REQUIRED TASK
Reproduce the items below verbatim, from the first line through the line containing "sidebar-item[interactable]: ▣ 9", including that line.
"""
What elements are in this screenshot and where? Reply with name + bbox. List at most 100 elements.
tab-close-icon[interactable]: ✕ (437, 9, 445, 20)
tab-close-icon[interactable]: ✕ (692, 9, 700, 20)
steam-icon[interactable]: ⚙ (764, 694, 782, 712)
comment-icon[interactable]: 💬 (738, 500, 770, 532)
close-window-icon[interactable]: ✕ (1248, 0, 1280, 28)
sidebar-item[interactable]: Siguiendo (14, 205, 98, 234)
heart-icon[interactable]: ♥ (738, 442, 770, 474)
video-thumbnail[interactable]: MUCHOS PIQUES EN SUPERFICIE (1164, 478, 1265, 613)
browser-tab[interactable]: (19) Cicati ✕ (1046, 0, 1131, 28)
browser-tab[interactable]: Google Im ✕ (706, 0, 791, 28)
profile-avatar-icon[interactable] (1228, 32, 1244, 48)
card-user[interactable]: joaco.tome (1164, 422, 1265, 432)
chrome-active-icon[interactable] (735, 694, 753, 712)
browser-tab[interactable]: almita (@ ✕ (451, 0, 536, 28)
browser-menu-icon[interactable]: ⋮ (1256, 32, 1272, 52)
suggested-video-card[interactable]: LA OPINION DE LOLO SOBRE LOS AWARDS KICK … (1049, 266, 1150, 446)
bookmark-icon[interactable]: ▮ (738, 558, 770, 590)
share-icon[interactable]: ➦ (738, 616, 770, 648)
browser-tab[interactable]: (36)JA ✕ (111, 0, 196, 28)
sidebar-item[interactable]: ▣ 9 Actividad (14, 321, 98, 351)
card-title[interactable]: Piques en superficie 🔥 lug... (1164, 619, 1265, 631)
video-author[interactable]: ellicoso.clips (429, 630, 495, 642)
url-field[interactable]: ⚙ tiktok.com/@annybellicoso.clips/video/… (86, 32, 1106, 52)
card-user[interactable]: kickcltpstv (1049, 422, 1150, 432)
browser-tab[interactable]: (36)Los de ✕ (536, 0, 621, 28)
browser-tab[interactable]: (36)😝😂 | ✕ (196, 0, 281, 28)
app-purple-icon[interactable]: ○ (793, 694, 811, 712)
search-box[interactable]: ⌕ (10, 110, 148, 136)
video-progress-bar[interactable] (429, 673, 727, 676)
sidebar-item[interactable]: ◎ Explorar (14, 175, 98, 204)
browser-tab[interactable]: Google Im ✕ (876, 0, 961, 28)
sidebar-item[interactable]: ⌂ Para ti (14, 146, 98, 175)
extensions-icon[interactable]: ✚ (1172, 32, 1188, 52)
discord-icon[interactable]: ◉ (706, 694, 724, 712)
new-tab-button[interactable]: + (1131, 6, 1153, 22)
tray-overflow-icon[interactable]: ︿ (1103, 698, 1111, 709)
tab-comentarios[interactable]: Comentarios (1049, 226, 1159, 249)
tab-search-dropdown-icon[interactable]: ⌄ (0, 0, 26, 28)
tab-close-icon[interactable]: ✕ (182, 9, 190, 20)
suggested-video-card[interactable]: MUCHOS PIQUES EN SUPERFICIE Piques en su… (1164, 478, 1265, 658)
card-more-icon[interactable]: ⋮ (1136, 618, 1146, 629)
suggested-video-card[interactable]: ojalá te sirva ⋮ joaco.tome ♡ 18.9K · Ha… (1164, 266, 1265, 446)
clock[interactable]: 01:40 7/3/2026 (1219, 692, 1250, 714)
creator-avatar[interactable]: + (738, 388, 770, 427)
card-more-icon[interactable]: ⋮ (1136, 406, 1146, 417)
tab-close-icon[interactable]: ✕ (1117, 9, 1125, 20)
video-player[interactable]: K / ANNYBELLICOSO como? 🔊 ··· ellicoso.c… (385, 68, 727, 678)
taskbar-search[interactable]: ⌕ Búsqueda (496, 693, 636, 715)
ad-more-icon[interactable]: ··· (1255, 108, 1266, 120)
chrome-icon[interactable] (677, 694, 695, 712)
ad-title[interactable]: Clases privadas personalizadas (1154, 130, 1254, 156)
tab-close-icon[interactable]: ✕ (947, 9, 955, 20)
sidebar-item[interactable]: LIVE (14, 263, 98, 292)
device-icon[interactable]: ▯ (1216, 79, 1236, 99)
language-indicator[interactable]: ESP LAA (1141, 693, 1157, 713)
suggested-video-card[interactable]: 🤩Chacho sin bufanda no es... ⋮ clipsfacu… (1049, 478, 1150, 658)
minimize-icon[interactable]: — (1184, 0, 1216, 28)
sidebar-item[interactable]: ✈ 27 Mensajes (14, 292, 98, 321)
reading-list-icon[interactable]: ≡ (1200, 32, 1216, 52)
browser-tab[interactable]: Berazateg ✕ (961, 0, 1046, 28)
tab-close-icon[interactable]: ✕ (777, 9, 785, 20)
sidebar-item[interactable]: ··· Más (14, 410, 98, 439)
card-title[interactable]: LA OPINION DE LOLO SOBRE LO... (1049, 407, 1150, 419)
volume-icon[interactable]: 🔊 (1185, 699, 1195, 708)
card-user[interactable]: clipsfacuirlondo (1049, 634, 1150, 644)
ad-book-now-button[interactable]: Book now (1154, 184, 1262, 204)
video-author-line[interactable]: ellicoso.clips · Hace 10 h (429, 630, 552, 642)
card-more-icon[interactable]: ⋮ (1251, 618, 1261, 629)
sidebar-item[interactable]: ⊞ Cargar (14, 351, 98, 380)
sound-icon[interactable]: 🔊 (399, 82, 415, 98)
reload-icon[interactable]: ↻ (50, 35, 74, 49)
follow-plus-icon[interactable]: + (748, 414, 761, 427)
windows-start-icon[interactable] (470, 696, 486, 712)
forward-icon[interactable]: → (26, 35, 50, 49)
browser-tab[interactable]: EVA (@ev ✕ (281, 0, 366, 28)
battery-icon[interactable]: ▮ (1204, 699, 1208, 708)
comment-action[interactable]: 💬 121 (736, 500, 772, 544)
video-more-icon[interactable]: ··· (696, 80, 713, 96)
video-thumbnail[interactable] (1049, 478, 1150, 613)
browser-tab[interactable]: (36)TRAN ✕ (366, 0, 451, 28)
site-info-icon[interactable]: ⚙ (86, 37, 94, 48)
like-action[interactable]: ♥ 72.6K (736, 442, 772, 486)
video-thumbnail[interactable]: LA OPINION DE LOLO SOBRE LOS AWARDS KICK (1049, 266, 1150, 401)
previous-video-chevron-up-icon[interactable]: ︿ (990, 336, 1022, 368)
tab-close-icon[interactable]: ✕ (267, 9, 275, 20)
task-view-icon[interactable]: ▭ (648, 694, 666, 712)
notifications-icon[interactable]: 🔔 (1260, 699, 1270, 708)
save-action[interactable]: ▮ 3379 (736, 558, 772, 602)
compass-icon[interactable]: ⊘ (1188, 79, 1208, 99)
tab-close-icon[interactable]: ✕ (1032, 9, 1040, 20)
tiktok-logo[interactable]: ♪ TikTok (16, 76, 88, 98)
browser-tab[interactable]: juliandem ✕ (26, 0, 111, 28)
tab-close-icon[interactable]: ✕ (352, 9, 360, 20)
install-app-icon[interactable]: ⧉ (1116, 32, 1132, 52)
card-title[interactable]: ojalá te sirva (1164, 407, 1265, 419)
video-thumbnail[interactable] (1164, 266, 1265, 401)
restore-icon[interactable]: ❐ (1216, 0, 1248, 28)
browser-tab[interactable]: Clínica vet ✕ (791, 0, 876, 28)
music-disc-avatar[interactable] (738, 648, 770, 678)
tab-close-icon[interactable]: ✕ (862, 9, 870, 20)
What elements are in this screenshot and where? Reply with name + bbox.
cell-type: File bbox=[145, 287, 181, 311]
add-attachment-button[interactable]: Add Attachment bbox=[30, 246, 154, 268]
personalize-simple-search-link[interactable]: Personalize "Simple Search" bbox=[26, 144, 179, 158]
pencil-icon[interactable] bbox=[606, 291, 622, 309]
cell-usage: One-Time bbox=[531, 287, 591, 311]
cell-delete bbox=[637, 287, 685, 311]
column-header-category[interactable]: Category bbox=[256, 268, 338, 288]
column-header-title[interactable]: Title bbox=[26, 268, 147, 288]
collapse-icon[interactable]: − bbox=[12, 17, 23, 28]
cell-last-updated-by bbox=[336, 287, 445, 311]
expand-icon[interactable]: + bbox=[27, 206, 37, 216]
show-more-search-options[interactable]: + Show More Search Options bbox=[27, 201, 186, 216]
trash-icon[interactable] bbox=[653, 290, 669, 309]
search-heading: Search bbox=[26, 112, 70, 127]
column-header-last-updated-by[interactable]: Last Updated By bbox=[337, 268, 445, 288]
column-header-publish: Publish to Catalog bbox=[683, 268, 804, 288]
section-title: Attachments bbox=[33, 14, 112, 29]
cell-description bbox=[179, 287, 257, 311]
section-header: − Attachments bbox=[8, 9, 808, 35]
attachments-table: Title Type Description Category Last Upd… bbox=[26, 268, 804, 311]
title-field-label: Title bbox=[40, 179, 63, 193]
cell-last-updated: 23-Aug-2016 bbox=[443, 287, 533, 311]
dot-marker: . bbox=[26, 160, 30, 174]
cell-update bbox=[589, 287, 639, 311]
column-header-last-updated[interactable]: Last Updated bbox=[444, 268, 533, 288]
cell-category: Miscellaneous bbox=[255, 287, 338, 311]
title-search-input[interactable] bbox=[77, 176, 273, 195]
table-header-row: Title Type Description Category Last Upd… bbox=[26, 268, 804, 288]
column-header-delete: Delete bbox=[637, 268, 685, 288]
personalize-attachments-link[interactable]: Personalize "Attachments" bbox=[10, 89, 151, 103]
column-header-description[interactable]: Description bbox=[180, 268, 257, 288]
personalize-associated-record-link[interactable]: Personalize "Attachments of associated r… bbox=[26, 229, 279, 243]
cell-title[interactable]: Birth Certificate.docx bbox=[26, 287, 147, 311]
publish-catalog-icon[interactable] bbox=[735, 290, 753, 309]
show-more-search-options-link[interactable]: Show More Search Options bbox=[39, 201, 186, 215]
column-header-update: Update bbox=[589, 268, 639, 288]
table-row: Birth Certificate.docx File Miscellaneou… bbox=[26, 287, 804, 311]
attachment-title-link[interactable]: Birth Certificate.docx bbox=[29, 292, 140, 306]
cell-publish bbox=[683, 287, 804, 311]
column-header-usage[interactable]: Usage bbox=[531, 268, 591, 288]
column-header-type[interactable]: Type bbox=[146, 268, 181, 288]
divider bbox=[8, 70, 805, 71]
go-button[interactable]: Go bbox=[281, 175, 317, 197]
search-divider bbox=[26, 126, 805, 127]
"""
FULL ANSWER
What elements are in this screenshot and where? Reply with name + bbox. List at most 100 elements.
tab-close-icon[interactable]: ✕ (437, 9, 445, 20)
tab-close-icon[interactable]: ✕ (692, 9, 700, 20)
steam-icon[interactable]: ⚙ (764, 694, 782, 712)
comment-icon[interactable]: 💬 (738, 500, 770, 532)
close-window-icon[interactable]: ✕ (1248, 0, 1280, 28)
sidebar-item[interactable]: Siguiendo (14, 205, 98, 234)
heart-icon[interactable]: ♥ (738, 442, 770, 474)
video-thumbnail[interactable]: MUCHOS PIQUES EN SUPERFICIE (1164, 478, 1265, 613)
browser-tab[interactable]: (19) Cicati ✕ (1046, 0, 1131, 28)
browser-tab[interactable]: Google Im ✕ (706, 0, 791, 28)
profile-avatar-icon[interactable] (1228, 32, 1244, 48)
card-user[interactable]: joaco.tome (1164, 422, 1265, 432)
chrome-active-icon[interactable] (735, 694, 753, 712)
browser-tab[interactable]: almita (@ ✕ (451, 0, 536, 28)
browser-menu-icon[interactable]: ⋮ (1256, 32, 1272, 52)
suggested-video-card[interactable]: LA OPINION DE LOLO SOBRE LOS AWARDS KICK … (1049, 266, 1150, 446)
bookmark-icon[interactable]: ▮ (738, 558, 770, 590)
share-icon[interactable]: ➦ (738, 616, 770, 648)
browser-tab[interactable]: (36)JA ✕ (111, 0, 196, 28)
sidebar-item[interactable]: ▣ 9 Actividad (14, 321, 98, 351)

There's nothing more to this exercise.